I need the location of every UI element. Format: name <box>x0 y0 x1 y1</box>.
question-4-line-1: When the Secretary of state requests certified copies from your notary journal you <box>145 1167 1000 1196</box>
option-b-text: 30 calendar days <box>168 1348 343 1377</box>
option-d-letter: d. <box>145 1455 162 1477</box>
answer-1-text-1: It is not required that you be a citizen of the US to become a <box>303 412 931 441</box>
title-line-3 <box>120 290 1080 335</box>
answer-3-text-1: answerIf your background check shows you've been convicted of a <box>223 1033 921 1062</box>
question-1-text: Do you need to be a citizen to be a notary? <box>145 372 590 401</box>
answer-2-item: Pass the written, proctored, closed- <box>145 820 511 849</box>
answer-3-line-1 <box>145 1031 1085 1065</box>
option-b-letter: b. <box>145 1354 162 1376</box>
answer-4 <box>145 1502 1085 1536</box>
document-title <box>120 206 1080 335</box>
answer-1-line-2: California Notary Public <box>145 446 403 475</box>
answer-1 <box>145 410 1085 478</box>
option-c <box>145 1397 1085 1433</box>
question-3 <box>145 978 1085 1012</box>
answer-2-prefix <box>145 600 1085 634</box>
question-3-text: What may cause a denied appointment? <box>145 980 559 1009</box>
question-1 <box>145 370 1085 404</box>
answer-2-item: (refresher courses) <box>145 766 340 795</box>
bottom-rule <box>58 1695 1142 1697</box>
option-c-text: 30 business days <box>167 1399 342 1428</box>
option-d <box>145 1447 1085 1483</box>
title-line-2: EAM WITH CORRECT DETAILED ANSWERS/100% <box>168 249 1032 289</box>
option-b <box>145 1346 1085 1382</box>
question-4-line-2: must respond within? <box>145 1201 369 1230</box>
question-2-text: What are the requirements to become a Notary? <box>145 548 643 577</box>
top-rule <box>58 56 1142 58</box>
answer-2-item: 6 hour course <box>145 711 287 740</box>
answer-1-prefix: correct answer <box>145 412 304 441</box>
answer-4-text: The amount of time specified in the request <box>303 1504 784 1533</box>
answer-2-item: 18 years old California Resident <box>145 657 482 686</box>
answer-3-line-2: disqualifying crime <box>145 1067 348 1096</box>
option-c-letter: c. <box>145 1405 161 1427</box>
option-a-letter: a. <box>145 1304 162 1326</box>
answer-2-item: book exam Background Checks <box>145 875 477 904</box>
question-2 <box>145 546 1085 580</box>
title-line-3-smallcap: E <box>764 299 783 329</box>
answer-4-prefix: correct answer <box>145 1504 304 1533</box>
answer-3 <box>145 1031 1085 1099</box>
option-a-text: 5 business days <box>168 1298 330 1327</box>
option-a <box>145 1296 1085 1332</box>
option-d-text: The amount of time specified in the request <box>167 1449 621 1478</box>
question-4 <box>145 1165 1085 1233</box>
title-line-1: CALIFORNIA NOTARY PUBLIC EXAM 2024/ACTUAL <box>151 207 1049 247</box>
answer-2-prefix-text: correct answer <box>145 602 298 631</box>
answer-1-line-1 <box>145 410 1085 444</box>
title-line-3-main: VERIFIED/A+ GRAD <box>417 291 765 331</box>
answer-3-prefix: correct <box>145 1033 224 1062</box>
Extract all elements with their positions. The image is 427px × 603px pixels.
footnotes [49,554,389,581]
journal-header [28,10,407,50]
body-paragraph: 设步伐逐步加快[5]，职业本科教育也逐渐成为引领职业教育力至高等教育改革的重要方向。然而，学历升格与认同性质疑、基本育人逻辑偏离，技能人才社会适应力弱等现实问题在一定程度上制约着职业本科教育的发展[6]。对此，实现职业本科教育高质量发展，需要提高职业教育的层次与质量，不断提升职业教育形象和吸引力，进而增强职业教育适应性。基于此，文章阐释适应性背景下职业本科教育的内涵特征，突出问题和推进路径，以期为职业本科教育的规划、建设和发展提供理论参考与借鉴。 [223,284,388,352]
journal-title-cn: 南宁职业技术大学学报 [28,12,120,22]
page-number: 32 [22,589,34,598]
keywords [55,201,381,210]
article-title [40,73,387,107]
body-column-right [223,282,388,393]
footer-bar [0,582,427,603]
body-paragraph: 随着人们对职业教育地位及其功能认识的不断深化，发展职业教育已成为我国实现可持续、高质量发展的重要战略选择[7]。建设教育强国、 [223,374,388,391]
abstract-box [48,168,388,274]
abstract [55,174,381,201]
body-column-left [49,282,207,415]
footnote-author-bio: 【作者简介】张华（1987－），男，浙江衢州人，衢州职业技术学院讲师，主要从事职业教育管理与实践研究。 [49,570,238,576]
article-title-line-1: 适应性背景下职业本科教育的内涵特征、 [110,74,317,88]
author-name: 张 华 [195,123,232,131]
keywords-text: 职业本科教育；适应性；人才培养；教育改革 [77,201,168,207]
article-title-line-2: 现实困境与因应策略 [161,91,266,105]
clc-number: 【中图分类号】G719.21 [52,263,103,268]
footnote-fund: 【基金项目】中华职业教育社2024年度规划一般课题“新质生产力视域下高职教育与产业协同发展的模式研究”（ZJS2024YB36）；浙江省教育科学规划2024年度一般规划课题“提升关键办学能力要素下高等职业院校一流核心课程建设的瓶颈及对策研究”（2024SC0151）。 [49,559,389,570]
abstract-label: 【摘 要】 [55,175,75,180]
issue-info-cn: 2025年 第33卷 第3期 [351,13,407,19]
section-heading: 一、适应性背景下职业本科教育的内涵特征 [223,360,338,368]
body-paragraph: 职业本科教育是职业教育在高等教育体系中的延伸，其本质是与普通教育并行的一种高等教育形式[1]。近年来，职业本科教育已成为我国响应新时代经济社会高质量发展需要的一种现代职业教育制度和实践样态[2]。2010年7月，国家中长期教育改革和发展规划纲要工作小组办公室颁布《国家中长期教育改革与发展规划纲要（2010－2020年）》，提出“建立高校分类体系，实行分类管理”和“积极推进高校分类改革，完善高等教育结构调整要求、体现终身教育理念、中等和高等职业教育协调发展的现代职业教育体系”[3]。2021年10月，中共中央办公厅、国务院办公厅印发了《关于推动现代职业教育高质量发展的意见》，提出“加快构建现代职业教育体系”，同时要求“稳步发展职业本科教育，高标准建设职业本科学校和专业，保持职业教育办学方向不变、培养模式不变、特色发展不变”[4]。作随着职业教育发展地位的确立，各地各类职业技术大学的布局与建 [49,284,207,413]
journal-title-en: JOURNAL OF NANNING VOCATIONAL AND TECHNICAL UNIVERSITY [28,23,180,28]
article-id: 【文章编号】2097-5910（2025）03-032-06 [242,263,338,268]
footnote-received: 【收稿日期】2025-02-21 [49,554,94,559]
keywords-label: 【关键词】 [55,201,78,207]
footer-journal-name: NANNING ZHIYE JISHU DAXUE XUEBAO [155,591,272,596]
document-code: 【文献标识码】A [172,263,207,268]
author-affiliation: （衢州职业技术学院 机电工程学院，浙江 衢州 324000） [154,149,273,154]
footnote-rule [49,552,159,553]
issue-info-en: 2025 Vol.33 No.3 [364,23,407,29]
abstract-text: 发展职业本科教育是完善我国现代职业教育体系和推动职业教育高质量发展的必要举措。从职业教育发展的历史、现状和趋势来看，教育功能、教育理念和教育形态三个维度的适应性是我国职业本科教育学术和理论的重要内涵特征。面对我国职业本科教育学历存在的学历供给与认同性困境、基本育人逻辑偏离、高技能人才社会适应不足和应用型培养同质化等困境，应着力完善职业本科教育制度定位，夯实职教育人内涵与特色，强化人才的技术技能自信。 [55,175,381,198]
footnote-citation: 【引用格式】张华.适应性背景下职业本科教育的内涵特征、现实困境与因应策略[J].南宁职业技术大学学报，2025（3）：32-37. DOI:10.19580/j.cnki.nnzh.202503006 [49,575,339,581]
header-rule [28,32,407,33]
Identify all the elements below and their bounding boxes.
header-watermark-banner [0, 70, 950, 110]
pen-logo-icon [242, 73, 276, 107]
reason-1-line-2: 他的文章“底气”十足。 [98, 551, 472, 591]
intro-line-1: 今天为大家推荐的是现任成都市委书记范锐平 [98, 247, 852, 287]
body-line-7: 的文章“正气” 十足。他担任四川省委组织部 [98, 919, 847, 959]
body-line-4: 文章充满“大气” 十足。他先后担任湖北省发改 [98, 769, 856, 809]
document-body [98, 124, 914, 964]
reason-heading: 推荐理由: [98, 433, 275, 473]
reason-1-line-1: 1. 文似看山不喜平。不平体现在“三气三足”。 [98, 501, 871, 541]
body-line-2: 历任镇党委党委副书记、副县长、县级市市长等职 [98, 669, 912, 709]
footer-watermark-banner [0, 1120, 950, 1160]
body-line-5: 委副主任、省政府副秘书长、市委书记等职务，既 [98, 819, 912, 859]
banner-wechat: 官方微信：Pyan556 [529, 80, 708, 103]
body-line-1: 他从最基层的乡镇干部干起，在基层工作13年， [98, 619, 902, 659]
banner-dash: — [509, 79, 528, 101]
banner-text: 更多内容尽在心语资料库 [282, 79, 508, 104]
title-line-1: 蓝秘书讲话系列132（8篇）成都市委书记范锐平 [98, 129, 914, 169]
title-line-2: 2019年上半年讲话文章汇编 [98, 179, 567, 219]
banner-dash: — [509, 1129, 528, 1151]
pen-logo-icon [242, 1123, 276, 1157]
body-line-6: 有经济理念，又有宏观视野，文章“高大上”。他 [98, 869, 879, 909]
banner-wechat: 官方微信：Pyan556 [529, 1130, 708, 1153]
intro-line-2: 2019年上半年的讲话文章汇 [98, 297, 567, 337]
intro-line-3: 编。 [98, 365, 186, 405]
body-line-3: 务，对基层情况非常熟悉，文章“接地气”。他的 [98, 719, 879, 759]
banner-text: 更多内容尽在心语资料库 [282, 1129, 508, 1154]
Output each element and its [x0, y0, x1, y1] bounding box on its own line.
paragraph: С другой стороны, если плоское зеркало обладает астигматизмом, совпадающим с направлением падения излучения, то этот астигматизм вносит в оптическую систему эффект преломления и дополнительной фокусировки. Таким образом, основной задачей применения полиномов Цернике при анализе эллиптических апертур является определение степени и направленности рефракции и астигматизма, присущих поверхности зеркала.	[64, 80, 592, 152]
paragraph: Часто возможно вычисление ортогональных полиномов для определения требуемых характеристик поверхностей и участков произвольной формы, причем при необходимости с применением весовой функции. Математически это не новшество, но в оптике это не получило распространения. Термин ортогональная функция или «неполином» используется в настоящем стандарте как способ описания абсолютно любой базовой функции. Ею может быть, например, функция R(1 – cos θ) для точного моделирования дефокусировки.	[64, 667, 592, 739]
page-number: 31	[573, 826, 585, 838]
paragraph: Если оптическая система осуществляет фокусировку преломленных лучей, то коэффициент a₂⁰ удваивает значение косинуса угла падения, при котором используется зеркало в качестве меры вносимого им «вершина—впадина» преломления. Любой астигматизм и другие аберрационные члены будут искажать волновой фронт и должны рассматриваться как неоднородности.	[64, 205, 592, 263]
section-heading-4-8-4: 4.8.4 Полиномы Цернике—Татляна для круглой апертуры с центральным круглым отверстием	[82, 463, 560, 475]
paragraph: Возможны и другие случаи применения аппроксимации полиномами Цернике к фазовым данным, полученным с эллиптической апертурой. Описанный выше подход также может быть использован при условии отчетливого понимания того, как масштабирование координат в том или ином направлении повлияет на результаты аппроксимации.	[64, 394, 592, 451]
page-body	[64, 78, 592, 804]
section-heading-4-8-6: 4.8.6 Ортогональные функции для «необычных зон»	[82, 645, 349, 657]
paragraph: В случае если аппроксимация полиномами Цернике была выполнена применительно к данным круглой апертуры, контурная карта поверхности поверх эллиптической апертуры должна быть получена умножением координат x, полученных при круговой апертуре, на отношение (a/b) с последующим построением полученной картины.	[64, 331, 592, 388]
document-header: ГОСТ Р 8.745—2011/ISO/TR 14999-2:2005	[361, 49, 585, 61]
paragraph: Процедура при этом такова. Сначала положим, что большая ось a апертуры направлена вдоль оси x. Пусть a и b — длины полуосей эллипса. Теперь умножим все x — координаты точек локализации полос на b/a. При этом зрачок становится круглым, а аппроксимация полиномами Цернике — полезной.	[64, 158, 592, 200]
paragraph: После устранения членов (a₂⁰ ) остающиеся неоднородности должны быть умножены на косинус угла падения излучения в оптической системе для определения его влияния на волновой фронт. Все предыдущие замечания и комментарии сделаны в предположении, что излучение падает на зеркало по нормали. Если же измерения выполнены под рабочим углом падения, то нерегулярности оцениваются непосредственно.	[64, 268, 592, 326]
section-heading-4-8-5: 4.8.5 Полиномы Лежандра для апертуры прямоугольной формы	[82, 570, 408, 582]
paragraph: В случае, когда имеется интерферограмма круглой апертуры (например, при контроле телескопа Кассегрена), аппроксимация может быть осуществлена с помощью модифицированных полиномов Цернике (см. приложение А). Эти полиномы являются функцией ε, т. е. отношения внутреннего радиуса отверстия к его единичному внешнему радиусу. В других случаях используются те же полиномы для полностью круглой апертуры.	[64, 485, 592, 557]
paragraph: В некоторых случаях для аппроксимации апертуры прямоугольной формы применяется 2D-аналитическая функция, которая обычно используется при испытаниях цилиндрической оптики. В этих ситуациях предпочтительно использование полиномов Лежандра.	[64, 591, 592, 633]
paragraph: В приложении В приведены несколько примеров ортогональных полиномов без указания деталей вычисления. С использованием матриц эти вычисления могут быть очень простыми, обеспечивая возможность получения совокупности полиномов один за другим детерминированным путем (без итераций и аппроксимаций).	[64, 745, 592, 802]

* * * *

_Problem details:_ Copy word for word every line from the start of the material up to and including the line that contains "title-line-3 <box>120 290 1080 335</box>".

_Exercise output:_
I need the location of every UI element. Format: name <box>x0 y0 x1 y1</box>.
question-4-line-1: When the Secretary of state requests certified copies from your notary journal you <box>145 1167 1000 1196</box>
option-b-text: 30 calendar days <box>168 1348 343 1377</box>
option-d-letter: d. <box>145 1455 162 1477</box>
answer-1-text-1: It is not required that you be a citizen of the US to become a <box>303 412 931 441</box>
title-line-3 <box>120 290 1080 335</box>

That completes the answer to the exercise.